▸ **The input**:
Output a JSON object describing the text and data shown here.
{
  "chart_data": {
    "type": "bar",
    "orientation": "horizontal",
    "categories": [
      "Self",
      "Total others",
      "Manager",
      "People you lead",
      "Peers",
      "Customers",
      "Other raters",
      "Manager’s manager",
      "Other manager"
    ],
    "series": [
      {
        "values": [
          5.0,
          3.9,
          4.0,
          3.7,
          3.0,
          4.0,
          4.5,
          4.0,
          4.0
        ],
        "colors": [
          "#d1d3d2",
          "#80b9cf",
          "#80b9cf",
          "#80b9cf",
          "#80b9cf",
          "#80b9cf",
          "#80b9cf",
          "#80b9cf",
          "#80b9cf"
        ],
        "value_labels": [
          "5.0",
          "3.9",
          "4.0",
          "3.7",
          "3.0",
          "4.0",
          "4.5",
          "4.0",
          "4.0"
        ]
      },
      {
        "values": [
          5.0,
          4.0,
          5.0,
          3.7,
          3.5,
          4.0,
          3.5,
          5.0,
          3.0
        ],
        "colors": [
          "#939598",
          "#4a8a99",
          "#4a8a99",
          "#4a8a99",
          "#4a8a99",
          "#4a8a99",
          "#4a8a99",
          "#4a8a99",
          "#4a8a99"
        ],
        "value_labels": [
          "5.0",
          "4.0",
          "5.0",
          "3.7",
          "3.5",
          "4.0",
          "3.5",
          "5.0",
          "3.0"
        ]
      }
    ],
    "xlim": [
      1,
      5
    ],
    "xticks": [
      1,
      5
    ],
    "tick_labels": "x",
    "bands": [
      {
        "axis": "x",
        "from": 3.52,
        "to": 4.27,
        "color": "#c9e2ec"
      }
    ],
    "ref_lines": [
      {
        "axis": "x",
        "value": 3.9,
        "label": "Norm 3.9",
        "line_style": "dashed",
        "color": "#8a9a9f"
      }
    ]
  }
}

▸ **Exercise brief**:
Copy out all of the records shown above exactly.

▸ **Answer to this problem**:
Output a JSON object describing the text and data shown here.
{
  "chart_data": {
    "type": "bar",
    "orientation": "horizontal",
    "categories": [
      "Self",
      "Total others",
      "Manager",
      "People you lead",
      "Peers",
      "Customers",
      "Other raters",
      "Manager’s manager",
      "Other manager"
    ],
    "series": [
      {
        "values": [
          5.0,
          3.9,
          4.0,
          3.7,
          3.0,
          4.0,
          4.5,
          4.0,
          4.0
        ],
        "colors": [
          "#d1d3d2",
          "#80b9cf",
          "#80b9cf",
          "#80b9cf",
          "#80b9cf",
          "#80b9cf",
          "#80b9cf",
          "#80b9cf",
          "#80b9cf"
        ],
        "value_labels": [
          "5.0",
          "3.9",
          "4.0",
          "3.7",
          "3.0",
          "4.0",
          "4.5",
          "4.0",
          "4.0"
        ]
      },
      {
        "values": [
          5.0,
          4.0,
          5.0,
          3.7,
          3.5,
          4.0,
          3.5,
          5.0,
          3.0
        ],
        "colors": [
          "#939598",
          "#4a8a99",
          "#4a8a99",
          "#4a8a99",
          "#4a8a99",
          "#4a8a99",
          "#4a8a99",
          "#4a8a99",
          "#4a8a99"
        ],
        "value_labels": [
          "5.0",
          "4.0",
          "5.0",
          "3.7",
          "3.5",
          "4.0",
          "3.5",
          "5.0",
          "3.0"
        ]
      }
    ],
    "xlim": [
      1,
      5
    ],
    "xticks": [
      1,
      5
    ],
    "tick_labels": "x",
    "bands": [
      {
        "axis": "x",
        "from": 3.52,
        "to": 4.27,
        "color": "#c9e2ec"
      }
    ],
    "ref_lines": [
      {
        "axis": "x",
        "value": 3.9,
        "label": "Norm 3.9",
        "line_style": "dashed",
        "color": "#8a9a9f"
      }
    ]
  }
}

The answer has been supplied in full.